Structured figure records
========================
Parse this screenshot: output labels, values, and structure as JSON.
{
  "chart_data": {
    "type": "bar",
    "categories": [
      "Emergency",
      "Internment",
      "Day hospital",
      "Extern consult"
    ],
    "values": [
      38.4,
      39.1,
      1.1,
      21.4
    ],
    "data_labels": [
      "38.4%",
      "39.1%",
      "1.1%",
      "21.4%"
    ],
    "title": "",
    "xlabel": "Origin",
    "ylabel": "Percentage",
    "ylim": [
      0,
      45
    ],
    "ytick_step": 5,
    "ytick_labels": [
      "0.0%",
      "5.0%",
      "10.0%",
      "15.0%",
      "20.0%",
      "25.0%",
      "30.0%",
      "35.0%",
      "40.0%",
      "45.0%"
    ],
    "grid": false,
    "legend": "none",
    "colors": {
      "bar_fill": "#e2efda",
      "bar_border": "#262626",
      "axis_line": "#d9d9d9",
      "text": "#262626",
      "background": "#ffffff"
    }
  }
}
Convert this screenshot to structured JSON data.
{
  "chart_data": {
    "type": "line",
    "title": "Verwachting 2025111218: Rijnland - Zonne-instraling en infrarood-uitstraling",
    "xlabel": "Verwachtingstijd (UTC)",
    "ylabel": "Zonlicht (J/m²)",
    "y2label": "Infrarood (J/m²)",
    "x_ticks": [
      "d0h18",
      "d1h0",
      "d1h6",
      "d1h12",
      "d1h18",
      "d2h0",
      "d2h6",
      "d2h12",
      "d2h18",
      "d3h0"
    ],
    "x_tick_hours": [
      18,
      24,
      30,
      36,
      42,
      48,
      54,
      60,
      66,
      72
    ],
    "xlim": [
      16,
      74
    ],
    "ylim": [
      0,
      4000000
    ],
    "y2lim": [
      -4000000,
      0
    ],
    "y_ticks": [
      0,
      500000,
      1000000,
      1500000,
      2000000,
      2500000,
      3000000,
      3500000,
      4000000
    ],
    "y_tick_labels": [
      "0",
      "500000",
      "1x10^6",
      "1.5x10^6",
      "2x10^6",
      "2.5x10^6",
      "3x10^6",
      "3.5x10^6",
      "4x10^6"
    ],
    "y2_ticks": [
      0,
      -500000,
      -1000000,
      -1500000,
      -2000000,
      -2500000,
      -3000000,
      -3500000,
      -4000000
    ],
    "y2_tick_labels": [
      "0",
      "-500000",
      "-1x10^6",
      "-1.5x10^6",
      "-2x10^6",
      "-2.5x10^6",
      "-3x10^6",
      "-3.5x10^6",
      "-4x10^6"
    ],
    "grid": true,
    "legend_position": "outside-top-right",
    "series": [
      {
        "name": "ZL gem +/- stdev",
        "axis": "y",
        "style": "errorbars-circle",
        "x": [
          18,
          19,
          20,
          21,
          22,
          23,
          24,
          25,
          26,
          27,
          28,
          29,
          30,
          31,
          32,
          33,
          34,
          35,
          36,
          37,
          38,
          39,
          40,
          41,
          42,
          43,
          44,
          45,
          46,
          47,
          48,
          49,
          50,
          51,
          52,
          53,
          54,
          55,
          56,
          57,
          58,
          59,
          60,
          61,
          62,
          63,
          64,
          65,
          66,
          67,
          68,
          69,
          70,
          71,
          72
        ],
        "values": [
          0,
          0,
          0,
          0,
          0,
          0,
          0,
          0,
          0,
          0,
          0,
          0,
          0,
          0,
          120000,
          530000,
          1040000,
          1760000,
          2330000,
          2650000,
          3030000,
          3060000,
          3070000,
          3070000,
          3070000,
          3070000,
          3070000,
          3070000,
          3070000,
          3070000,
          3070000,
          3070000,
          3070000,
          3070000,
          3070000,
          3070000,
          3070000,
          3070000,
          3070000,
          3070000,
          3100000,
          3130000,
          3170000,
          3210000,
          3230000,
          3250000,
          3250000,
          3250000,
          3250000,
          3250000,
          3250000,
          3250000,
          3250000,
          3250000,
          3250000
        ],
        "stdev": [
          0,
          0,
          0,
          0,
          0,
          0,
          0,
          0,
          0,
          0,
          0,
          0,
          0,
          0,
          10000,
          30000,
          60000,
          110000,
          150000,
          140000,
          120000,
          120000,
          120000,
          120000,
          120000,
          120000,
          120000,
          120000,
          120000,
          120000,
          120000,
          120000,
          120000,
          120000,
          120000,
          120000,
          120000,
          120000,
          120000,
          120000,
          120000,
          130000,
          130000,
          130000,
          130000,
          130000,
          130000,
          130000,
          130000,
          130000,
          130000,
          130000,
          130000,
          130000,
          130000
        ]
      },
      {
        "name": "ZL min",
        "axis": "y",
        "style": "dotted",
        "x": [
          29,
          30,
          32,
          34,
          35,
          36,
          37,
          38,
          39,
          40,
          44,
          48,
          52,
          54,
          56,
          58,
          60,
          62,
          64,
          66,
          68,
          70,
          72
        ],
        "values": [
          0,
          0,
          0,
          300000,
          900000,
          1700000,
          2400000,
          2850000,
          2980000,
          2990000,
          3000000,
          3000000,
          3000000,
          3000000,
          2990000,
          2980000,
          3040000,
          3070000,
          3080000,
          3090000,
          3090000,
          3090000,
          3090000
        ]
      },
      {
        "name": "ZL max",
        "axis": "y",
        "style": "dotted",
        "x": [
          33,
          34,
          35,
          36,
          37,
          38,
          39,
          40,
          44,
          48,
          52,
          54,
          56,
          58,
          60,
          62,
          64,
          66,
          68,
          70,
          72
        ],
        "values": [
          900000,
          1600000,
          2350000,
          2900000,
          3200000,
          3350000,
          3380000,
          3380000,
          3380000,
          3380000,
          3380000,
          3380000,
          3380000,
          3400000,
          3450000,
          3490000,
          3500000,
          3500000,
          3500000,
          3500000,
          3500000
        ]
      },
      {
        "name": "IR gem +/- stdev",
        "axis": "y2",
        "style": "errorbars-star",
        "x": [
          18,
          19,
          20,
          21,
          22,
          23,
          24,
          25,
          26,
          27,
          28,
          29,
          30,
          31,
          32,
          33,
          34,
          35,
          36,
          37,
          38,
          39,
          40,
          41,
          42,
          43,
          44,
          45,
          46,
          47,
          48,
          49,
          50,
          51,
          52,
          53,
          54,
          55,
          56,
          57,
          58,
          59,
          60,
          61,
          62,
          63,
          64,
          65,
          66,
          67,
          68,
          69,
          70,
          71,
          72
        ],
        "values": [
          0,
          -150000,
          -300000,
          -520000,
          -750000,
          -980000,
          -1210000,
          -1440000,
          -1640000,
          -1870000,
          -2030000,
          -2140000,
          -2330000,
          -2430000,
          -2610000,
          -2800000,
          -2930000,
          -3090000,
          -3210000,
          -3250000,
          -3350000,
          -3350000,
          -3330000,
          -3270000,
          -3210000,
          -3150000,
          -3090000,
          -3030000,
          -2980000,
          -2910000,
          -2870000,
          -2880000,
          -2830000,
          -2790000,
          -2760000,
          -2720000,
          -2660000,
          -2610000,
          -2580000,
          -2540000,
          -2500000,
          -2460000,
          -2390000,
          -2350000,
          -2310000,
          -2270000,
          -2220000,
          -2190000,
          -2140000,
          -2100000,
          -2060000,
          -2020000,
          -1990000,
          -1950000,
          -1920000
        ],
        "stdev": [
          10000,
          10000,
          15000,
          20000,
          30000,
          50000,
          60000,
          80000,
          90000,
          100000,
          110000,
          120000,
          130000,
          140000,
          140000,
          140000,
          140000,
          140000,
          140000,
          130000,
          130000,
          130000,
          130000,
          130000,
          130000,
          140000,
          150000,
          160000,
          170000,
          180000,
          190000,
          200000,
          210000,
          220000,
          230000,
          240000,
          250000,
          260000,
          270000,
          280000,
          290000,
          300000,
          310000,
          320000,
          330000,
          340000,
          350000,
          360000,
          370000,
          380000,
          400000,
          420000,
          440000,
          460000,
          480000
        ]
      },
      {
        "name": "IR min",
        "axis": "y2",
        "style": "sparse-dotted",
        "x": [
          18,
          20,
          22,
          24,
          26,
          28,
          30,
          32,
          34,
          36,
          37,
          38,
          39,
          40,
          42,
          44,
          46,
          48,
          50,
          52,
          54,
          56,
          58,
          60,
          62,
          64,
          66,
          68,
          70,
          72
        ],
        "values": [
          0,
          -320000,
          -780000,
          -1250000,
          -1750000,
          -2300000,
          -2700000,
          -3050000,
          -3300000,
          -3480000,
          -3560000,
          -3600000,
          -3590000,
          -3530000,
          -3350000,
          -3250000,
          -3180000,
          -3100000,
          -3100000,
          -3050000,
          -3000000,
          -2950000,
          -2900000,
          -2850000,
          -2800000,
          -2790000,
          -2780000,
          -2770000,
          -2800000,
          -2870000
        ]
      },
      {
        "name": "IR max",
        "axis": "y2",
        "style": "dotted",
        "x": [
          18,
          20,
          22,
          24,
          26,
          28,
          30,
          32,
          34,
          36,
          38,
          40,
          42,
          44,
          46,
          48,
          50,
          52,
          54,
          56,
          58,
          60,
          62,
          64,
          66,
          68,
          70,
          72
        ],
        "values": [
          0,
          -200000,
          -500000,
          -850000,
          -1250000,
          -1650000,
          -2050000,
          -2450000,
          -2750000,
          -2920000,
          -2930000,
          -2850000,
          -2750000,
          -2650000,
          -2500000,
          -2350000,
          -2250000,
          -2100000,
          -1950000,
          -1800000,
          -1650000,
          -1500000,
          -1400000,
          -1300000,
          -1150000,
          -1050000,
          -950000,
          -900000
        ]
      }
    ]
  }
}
========================
▶ **Direction**: How many lines in the records above contain the word "errorbars"? Give only the number.

▶ **Exercise response**: 2